AIM: Exclude the pictures and retype the entries as written.

━━━━━ RECORDS TO PROCESS ━━━━━

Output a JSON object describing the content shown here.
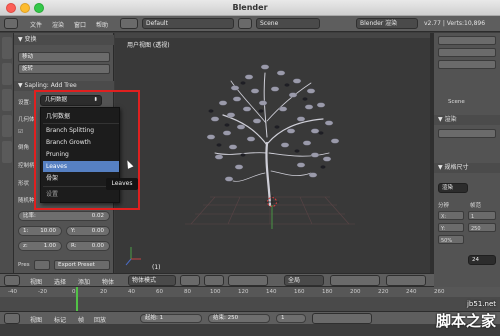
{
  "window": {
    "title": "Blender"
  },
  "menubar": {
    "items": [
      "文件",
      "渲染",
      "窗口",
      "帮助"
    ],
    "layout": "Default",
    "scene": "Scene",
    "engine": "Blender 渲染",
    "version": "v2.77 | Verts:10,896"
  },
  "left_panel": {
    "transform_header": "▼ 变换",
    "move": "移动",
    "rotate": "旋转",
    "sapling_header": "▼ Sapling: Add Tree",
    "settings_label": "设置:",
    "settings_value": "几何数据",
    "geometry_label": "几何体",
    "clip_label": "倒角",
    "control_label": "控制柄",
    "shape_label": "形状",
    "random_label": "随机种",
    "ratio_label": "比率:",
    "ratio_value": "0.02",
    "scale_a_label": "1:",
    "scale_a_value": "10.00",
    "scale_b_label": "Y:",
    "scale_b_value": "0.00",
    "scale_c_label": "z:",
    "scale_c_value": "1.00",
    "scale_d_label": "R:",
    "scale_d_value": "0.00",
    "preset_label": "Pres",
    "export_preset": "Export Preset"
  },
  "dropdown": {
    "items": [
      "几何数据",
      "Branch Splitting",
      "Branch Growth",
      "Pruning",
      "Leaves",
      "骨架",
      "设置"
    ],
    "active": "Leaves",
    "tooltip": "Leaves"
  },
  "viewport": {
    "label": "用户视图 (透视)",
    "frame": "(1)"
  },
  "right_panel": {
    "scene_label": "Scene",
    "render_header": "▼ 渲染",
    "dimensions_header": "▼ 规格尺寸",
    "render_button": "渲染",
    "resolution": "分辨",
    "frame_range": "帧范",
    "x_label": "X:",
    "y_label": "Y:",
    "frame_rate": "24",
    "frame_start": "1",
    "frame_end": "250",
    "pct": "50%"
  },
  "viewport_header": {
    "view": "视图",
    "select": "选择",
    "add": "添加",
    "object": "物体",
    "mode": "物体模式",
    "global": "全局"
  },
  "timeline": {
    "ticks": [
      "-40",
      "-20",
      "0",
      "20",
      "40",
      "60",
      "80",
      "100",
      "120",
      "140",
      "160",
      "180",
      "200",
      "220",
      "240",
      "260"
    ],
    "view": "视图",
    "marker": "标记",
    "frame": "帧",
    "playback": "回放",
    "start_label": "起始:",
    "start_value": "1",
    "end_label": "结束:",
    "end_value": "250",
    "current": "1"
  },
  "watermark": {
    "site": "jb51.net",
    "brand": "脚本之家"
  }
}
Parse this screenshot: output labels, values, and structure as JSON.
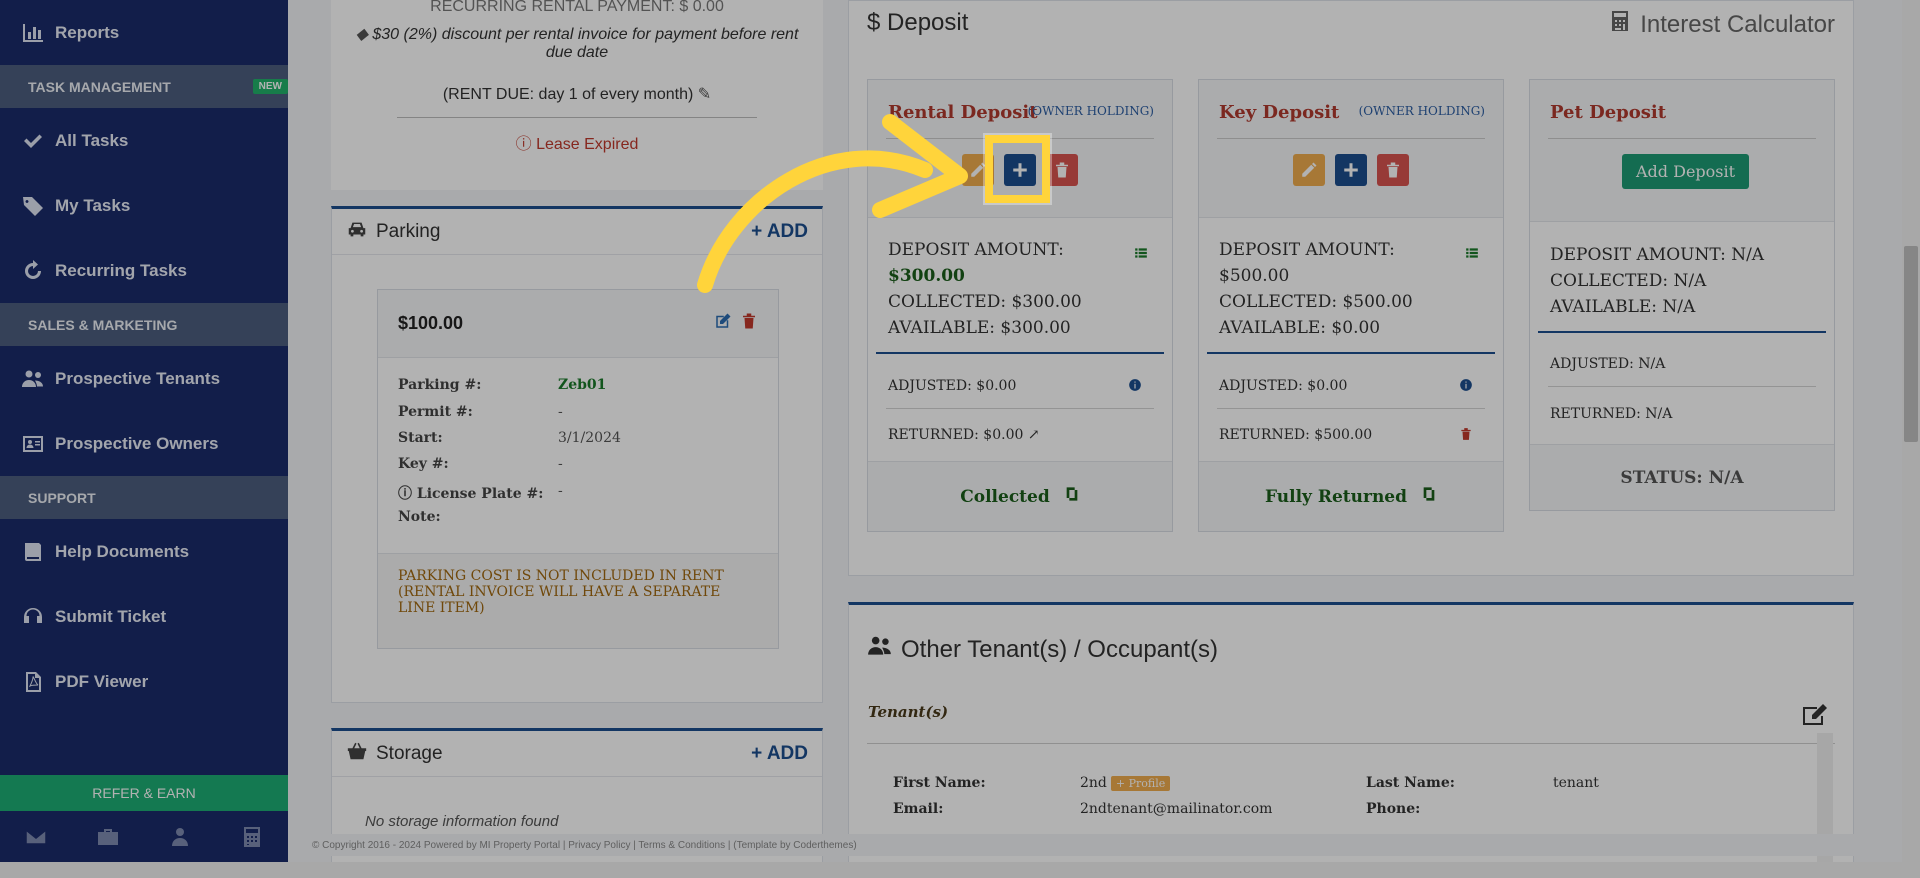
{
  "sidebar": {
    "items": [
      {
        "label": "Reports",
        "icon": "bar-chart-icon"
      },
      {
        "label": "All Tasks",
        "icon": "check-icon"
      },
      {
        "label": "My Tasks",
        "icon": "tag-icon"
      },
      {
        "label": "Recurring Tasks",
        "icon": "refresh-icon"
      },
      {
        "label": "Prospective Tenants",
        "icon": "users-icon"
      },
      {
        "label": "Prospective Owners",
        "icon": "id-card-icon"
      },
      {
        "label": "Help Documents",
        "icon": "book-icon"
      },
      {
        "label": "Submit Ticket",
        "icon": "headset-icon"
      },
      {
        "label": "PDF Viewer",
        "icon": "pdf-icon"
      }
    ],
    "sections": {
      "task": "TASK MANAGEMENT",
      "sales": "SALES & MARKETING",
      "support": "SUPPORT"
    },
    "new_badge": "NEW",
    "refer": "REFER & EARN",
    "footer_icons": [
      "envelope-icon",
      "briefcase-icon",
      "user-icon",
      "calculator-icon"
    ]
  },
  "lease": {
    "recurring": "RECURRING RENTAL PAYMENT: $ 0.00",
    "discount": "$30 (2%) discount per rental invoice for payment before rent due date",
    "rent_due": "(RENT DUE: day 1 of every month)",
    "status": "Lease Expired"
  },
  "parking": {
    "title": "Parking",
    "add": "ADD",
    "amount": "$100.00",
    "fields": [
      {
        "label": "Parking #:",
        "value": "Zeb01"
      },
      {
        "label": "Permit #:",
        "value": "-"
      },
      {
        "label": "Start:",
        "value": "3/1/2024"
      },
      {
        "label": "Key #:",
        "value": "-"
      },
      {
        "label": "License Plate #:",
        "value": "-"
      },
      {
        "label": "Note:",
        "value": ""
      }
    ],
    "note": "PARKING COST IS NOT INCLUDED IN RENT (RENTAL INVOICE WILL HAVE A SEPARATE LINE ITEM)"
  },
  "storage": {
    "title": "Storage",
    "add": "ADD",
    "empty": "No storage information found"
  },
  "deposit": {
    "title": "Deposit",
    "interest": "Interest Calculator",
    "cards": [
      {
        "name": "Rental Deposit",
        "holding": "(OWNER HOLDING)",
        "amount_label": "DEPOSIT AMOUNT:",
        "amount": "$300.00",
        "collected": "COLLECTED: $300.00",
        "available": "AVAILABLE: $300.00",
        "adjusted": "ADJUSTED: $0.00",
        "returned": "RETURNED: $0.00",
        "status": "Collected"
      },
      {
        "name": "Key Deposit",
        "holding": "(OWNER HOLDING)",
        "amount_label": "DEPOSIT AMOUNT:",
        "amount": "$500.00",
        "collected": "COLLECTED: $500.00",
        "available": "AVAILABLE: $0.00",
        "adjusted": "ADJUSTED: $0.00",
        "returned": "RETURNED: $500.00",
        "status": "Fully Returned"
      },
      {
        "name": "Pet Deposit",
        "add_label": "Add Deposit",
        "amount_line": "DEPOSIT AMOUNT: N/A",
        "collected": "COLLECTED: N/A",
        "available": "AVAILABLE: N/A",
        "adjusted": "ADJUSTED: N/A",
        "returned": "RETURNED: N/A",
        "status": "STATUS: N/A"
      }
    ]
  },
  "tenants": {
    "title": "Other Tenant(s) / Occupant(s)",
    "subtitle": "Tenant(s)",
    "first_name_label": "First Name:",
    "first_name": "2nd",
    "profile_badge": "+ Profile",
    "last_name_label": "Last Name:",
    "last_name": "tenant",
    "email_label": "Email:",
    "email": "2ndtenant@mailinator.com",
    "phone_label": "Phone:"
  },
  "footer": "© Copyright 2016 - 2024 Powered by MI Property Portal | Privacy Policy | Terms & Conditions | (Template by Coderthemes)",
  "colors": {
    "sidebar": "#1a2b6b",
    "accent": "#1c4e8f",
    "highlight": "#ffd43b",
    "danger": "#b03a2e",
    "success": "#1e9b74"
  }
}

━━━━━

COMPLETED TASK:
Output a JSON object describing the content shown here.
{
  "window": {
    "title": "Blender"
  },
  "menubar": {
    "items": [
      "文件",
      "渲染",
      "窗口",
      "帮助"
    ],
    "layout": "Default",
    "scene": "Scene",
    "engine": "Blender 渲染",
    "version": "v2.77 | Verts:10,896"
  },
  "left_panel": {
    "transform_header": "▼ 变换",
    "move": "移动",
    "rotate": "旋转",
    "sapling_header": "▼ Sapling: Add Tree",
    "settings_label": "设置:",
    "settings_value": "几何数据",
    "geometry_label": "几何体",
    "clip_label": "倒角",
    "control_label": "控制柄",
    "shape_label": "形状",
    "random_label": "随机种",
    "ratio_label": "比率:",
    "ratio_value": "0.02",
    "scale_a_label": "1:",
    "scale_a_value": "10.00",
    "scale_b_label": "Y:",
    "scale_b_value": "0.00",
    "scale_c_label": "z:",
    "scale_c_value": "1.00",
    "scale_d_label": "R:",
    "scale_d_value": "0.00",
    "preset_label": "Pres",
    "export_preset": "Export Preset"
  },
  "dropdown": {
    "items": [
      "几何数据",
      "Branch Splitting",
      "Branch Growth",
      "Pruning",
      "Leaves",
      "骨架",
      "设置"
    ],
    "active": "Leaves",
    "tooltip": "Leaves"
  },
  "viewport": {
    "label": "用户视图 (透视)",
    "frame": "(1)"
  },
  "right_panel": {
    "scene_label": "Scene",
    "render_header": "▼ 渲染",
    "dimensions_header": "▼ 规格尺寸",
    "render_button": "渲染",
    "resolution": "分辨",
    "frame_range": "帧范",
    "x_label": "X:",
    "y_label": "Y:",
    "frame_rate": "24",
    "frame_start": "1",
    "frame_end": "250",
    "pct": "50%"
  },
  "viewport_header": {
    "view": "视图",
    "select": "选择",
    "add": "添加",
    "object": "物体",
    "mode": "物体模式",
    "global": "全局"
  },
  "timeline": {
    "ticks": [
      "-40",
      "-20",
      "0",
      "20",
      "40",
      "60",
      "80",
      "100",
      "120",
      "140",
      "160",
      "180",
      "200",
      "220",
      "240",
      "260"
    ],
    "view": "视图",
    "marker": "标记",
    "frame": "帧",
    "playback": "回放",
    "start_label": "起始:",
    "start_value": "1",
    "end_label": "结束:",
    "end_value": "250",
    "current": "1"
  },
  "watermark": {
    "site": "jb51.net",
    "brand": "脚本之家"
  }
}
Parse this screenshot: output labels, values, and structure as JSON.
{
  "sidebar": {
    "items": [
      {
        "label": "Reports",
        "icon": "bar-chart-icon"
      },
      {
        "label": "All Tasks",
        "icon": "check-icon"
      },
      {
        "label": "My Tasks",
        "icon": "tag-icon"
      },
      {
        "label": "Recurring Tasks",
        "icon": "refresh-icon"
      },
      {
        "label": "Prospective Tenants",
        "icon": "users-icon"
      },
      {
        "label": "Prospective Owners",
        "icon": "id-card-icon"
      },
      {
        "label": "Help Documents",
        "icon": "book-icon"
      },
      {
        "label": "Submit Ticket",
        "icon": "headset-icon"
      },
      {
        "label": "PDF Viewer",
        "icon": "pdf-icon"
      }
    ],
    "sections": {
      "task": "TASK MANAGEMENT",
      "sales": "SALES & MARKETING",
      "support": "SUPPORT"
    },
    "new_badge": "NEW",
    "refer": "REFER & EARN",
    "footer_icons": [
      "envelope-icon",
      "briefcase-icon",
      "user-icon",
      "calculator-icon"
    ]
  },
  "lease": {
    "recurring": "RECURRING RENTAL PAYMENT: $ 0.00",
    "discount": "$30 (2%) discount per rental invoice for payment before rent due date",
    "rent_due": "(RENT DUE: day 1 of every month)",
    "status": "Lease Expired"
  },
  "parking": {
    "title": "Parking",
    "add": "ADD",
    "amount": "$100.00",
    "fields": [
      {
        "label": "Parking #:",
        "value": "Zeb01"
      },
      {
        "label": "Permit #:",
        "value": "-"
      },
      {
        "label": "Start:",
        "value": "3/1/2024"
      },
      {
        "label": "Key #:",
        "value": "-"
      },
      {
        "label": "License Plate #:",
        "value": "-"
      },
      {
        "label": "Note:",
        "value": ""
      }
    ],
    "note": "PARKING COST IS NOT INCLUDED IN RENT (RENTAL INVOICE WILL HAVE A SEPARATE LINE ITEM)"
  },
  "storage": {
    "title": "Storage",
    "add": "ADD",
    "empty": "No storage information found"
  },
  "deposit": {
    "title": "Deposit",
    "interest": "Interest Calculator",
    "cards": [
      {
        "name": "Rental Deposit",
        "holding": "(OWNER HOLDING)",
        "amount_label": "DEPOSIT AMOUNT:",
        "amount": "$300.00",
        "collected": "COLLECTED: $300.00",
        "available": "AVAILABLE: $300.00",
        "adjusted": "ADJUSTED: $0.00",
        "returned": "RETURNED: $0.00",
        "status": "Collected"
      },
      {
        "name": "Key Deposit",
        "holding": "(OWNER HOLDING)",
        "amount_label": "DEPOSIT AMOUNT:",
        "amount": "$500.00",
        "collected": "COLLECTED: $500.00",
        "available": "AVAILABLE: $0.00",
        "adjusted": "ADJUSTED: $0.00",
        "returned": "RETURNED: $500.00",
        "status": "Fully Returned"
      },
      {
        "name": "Pet Deposit",
        "add_label": "Add Deposit",
        "amount_line": "DEPOSIT AMOUNT: N/A",
        "collected": "COLLECTED: N/A",
        "available": "AVAILABLE: N/A",
        "adjusted": "ADJUSTED: N/A",
        "returned": "RETURNED: N/A",
        "status": "STATUS: N/A"
      }
    ]
  },
  "tenants": {
    "title": "Other Tenant(s) / Occupant(s)",
    "subtitle": "Tenant(s)",
    "first_name_label": "First Name:",
    "first_name": "2nd",
    "profile_badge": "+ Profile",
    "last_name_label": "Last Name:",
    "last_name": "tenant",
    "email_label": "Email:",
    "email": "2ndtenant@mailinator.com",
    "phone_label": "Phone:"
  },
  "footer": "© Copyright 2016 - 2024 Powered by MI Property Portal | Privacy Policy | Terms & Conditions | (Template by Coderthemes)",
  "colors": {
    "sidebar": "#1a2b6b",
    "accent": "#1c4e8f",
    "highlight": "#ffd43b",
    "danger": "#b03a2e",
    "success": "#1e9b74"
  }
}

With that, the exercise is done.